Please duplicate, word for word, the stretch of the crypto fraud sentencing text below from "And then there’s" through "satire stops here.".
=== Supplied text ===
And then there’s Faruk Fatih Ozer, the Thodex founder sentenced to 11,196 years in Turkey. Eleven thousand, one hundred and ninety-six years. He was found dead in prison on November 1, 2025. Turkish sentencing math operates on a different plane of existence, but the outcome was the same as a life sentence, just expressed with considerably more enthusiasm.

If you steal $8 billion and donate to the wrong political party, you get 25 years. If you enable money laundering on a global scale and your exchange holds the president’s stablecoin reserves, you get four months and a pardon. If you steal $3.5 billion and run to Bali, nobody comes to get you. The variable isn’t the crime, but rather the connections.


The human cost

The satire stops here.

Behind every billion-dollar figure is a population of real people who lost real money they couldn’t afford to lose.
=== Provided data ===
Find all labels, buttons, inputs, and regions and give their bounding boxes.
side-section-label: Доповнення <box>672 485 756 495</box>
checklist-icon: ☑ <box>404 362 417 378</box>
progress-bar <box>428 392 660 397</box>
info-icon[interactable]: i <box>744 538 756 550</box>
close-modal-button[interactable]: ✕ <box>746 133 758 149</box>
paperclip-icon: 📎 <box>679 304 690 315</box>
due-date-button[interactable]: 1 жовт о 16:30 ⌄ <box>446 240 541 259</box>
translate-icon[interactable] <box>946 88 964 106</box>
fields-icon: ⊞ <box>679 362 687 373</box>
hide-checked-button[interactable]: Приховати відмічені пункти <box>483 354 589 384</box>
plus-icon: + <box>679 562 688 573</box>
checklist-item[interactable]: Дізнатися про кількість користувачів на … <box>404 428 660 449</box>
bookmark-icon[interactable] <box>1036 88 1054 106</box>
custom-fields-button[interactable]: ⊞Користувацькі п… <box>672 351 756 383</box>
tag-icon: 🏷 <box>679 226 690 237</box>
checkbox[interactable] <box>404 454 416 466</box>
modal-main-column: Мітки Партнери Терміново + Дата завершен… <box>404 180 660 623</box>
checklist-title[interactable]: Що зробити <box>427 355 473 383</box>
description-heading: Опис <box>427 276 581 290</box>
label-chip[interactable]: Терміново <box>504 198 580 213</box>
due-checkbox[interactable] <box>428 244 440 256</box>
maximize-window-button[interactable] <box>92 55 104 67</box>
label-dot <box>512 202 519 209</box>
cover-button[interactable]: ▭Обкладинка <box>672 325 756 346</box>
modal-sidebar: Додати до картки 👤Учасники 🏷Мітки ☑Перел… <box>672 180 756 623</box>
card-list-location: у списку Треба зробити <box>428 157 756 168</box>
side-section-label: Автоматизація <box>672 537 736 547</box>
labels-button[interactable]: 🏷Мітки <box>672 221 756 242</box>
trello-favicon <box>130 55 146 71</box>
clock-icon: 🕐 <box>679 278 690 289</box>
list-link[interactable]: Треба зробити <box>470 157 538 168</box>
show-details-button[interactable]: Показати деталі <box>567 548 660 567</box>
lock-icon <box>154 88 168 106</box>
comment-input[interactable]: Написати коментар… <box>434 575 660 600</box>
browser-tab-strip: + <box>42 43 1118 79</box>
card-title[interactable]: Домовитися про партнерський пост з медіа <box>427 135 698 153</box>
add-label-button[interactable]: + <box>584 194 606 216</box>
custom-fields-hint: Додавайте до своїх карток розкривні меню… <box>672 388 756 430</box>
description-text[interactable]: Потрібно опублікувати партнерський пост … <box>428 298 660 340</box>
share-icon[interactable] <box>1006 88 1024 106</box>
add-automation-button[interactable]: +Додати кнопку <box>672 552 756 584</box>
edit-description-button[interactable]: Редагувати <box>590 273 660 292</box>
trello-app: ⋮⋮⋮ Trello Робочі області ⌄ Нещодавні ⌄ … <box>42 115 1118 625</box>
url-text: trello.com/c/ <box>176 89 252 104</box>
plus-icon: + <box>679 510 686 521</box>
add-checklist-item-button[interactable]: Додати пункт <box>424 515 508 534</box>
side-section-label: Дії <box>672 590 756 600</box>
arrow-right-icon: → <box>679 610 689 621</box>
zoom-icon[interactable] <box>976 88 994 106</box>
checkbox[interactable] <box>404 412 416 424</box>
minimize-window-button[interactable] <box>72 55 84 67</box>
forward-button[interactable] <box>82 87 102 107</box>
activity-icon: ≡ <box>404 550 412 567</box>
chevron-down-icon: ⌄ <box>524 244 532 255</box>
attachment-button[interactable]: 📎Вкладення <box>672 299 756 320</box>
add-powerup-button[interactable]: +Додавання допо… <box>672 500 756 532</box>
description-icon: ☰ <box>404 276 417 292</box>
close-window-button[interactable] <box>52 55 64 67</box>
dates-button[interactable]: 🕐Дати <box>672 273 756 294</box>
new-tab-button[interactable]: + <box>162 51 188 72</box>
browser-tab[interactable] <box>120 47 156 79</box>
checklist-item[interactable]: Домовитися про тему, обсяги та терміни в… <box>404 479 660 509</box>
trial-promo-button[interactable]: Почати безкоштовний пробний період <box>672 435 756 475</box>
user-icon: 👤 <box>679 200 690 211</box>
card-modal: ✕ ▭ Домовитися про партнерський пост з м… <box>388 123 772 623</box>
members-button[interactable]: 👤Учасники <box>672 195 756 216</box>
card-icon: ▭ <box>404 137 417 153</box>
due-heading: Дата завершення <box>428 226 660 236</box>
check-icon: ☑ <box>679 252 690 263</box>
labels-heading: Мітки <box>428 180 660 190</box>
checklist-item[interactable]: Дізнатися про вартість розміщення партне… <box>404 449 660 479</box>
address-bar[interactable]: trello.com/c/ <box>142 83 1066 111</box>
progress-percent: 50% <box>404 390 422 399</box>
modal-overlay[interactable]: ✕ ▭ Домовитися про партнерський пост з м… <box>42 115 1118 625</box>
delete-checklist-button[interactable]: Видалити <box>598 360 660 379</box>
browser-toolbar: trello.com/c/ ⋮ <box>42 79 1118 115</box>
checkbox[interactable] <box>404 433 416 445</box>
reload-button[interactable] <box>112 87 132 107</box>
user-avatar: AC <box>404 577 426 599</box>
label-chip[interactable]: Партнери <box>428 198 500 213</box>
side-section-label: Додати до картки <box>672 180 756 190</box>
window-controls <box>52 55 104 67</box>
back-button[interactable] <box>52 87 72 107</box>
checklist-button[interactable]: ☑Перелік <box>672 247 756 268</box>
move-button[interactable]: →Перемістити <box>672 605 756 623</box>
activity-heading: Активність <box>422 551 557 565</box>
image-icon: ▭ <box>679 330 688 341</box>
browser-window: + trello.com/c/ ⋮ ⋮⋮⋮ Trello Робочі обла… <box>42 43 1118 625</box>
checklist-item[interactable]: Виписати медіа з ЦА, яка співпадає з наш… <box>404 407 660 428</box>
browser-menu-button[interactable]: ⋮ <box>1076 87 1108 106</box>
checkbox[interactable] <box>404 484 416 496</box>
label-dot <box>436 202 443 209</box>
===
## [Your solution]
And then there’s Faruk Fatih Ozer, the Thodex founder sentenced to 11,196 years in Turkey. Eleven thousand, one hundred and ninety-six years. He was found dead in prison on November 1, 2025. Turkish sentencing math operates on a different plane of existence, but the outcome was the same as a life sentence, just expressed with considerably more enthusiasm.

If you steal $8 billion and donate to the wrong political party, you get 25 years. If you enable money laundering on a global scale and your exchange holds the president’s stablecoin reserves, you get four months and a pardon. If you steal $3.5 billion and run to Bali, nobody comes to get you. The variable isn’t the crime, but rather the connections.


The human cost

The satire stops here.